Dataset items:
# # # # # # #

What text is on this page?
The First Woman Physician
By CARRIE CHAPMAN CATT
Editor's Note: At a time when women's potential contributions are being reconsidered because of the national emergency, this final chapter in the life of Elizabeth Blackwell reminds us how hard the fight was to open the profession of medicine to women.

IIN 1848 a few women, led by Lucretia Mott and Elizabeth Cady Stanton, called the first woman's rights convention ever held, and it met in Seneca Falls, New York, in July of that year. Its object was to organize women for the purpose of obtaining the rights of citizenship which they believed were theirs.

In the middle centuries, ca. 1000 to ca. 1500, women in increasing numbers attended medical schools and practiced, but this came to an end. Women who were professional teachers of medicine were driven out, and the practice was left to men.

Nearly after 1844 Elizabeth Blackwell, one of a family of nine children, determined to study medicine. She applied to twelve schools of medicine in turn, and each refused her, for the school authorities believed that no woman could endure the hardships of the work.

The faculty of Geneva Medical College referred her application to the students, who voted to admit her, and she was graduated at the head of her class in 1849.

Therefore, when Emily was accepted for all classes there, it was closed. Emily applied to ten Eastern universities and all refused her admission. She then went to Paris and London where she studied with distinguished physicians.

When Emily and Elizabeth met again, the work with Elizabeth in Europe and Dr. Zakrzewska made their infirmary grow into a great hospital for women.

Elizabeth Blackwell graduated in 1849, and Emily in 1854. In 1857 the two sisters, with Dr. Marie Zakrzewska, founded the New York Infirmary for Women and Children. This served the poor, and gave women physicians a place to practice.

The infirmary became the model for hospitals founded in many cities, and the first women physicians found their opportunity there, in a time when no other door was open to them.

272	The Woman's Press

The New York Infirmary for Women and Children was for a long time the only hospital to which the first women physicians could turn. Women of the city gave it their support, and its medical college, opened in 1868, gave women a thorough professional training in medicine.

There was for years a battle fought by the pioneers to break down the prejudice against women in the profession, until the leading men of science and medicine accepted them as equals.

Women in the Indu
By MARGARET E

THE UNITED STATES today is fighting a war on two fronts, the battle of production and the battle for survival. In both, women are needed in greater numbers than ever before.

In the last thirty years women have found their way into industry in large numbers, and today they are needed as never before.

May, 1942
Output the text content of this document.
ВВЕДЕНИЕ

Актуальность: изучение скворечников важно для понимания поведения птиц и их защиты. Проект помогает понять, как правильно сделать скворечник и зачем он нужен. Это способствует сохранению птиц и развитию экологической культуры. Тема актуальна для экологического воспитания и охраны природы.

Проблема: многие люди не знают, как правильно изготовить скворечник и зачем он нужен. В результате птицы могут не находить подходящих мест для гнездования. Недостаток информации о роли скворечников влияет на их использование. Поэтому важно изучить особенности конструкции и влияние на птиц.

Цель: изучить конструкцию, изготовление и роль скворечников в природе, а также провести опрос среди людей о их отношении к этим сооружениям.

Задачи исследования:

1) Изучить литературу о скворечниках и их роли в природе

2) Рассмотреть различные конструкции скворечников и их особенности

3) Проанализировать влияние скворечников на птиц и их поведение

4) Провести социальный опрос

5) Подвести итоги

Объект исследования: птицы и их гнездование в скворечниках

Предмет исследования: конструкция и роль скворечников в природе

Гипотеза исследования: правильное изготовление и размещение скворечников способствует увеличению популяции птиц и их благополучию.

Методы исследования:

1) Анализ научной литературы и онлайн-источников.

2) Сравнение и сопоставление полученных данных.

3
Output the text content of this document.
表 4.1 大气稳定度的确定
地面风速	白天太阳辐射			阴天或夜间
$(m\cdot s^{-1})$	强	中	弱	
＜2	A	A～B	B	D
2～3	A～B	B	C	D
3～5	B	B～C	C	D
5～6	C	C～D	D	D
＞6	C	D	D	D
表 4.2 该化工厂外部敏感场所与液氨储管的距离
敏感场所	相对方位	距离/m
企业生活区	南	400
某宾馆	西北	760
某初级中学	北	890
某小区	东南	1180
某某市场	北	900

# # # # # # #

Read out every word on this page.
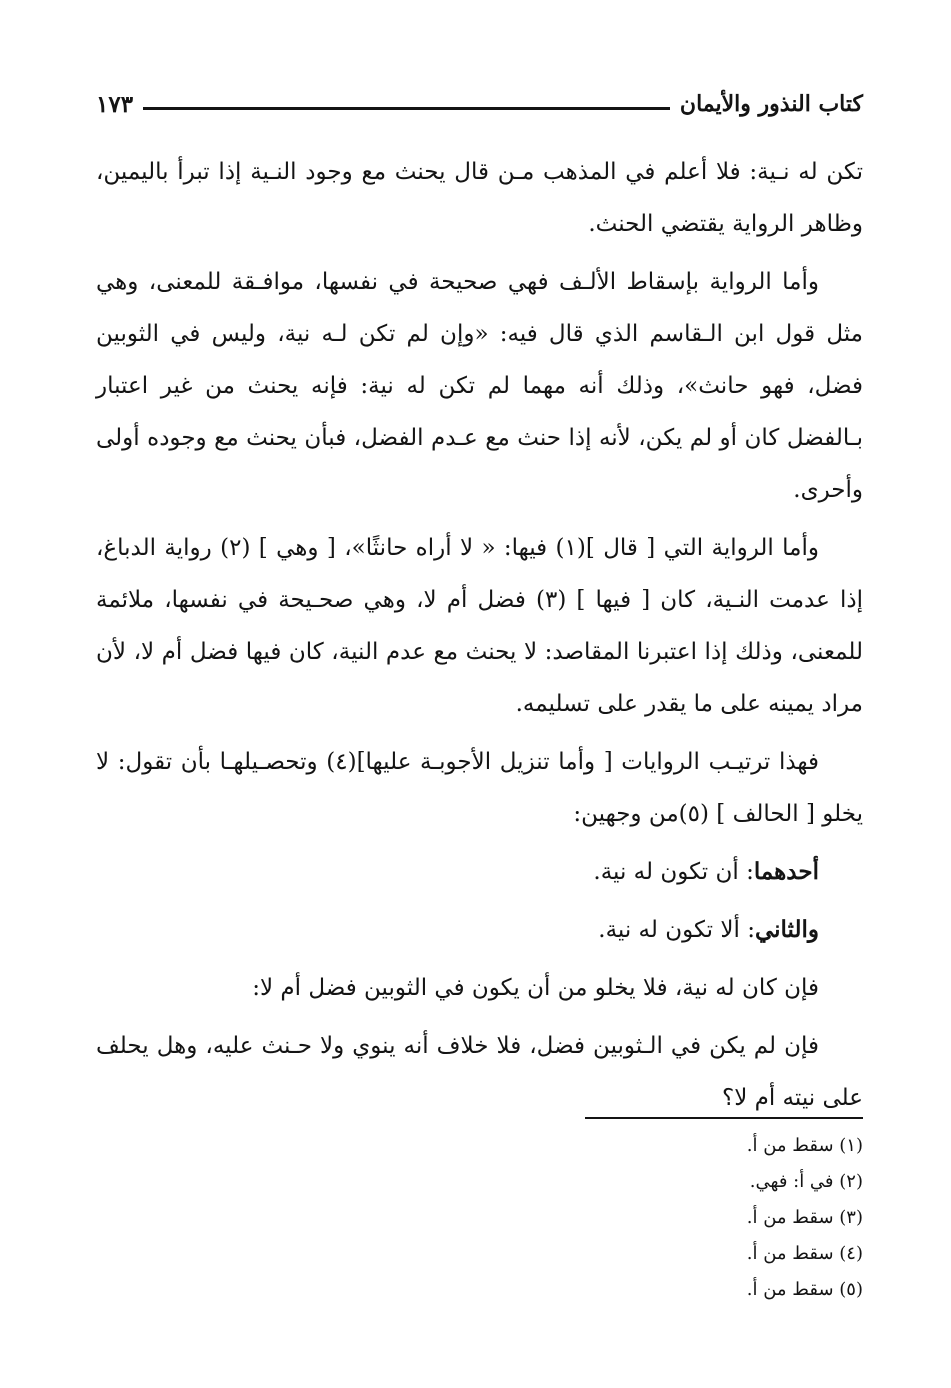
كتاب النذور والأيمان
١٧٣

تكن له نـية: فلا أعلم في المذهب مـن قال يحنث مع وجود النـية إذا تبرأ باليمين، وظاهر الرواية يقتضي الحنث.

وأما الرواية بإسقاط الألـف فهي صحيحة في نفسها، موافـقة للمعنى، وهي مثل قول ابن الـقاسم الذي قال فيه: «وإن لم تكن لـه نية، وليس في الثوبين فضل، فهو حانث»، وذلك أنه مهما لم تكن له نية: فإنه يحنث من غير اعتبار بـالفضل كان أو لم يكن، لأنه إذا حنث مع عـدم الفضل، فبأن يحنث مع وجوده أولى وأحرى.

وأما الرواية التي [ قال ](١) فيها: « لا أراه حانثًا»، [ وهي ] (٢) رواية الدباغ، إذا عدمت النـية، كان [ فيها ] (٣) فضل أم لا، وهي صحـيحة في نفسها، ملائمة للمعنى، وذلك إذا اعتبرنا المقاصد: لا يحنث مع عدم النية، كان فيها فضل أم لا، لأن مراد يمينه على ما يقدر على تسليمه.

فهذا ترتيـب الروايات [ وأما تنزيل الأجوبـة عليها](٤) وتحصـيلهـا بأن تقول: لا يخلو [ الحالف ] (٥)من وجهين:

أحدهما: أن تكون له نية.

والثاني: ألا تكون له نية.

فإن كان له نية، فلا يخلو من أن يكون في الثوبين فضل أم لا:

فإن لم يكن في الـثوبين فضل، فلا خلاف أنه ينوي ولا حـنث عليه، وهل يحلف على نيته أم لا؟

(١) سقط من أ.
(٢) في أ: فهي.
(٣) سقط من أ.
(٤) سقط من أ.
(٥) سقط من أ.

# # # # # # #

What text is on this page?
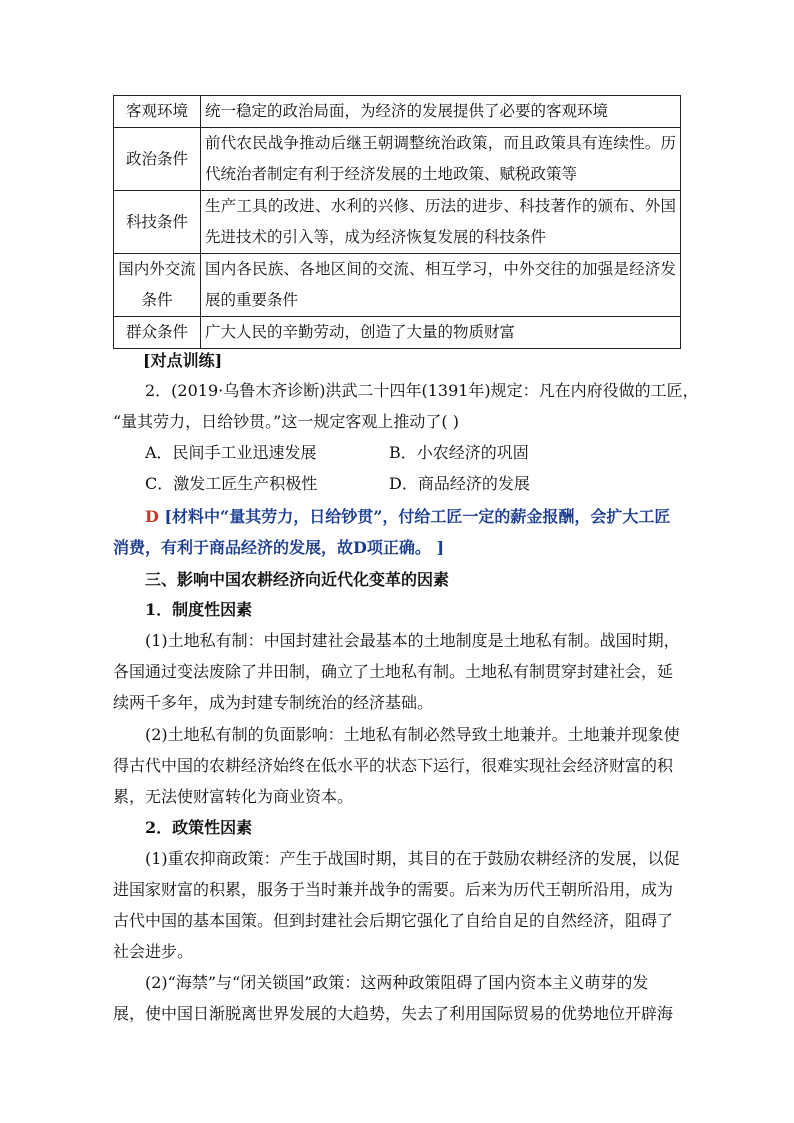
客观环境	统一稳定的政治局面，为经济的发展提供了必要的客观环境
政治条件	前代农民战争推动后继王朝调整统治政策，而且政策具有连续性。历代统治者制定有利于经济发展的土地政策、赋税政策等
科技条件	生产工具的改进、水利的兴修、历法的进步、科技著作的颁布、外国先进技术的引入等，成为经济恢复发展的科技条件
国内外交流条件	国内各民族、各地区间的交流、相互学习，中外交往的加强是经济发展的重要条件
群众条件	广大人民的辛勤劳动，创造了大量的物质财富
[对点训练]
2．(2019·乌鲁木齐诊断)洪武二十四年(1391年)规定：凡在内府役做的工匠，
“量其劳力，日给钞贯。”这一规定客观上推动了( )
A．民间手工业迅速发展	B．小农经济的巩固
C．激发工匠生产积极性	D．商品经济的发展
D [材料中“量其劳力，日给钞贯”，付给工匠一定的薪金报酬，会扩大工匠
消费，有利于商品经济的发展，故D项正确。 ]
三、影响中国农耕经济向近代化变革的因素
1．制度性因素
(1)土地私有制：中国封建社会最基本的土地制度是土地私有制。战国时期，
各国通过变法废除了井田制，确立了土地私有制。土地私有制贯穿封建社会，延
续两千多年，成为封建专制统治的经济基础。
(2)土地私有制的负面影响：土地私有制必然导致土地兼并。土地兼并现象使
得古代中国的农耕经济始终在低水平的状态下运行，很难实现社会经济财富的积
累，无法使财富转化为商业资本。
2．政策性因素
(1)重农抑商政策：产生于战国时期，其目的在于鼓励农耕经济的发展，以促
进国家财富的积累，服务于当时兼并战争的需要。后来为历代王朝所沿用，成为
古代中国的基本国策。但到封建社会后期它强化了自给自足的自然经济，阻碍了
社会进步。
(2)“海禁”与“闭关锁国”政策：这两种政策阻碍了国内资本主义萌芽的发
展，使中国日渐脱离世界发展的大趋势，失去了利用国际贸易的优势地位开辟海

# # # # # # #

== What to work on ==
Gather up every line from the listing above in which the word "роль" occurs.

== Full response ==
Цель: изучить конструкцию, изготовление и роль скворечников в природе, а также провести опрос среди людей о их отношении к этим сооружениям.
Предмет исследования: конструкция и роль скворечников в природе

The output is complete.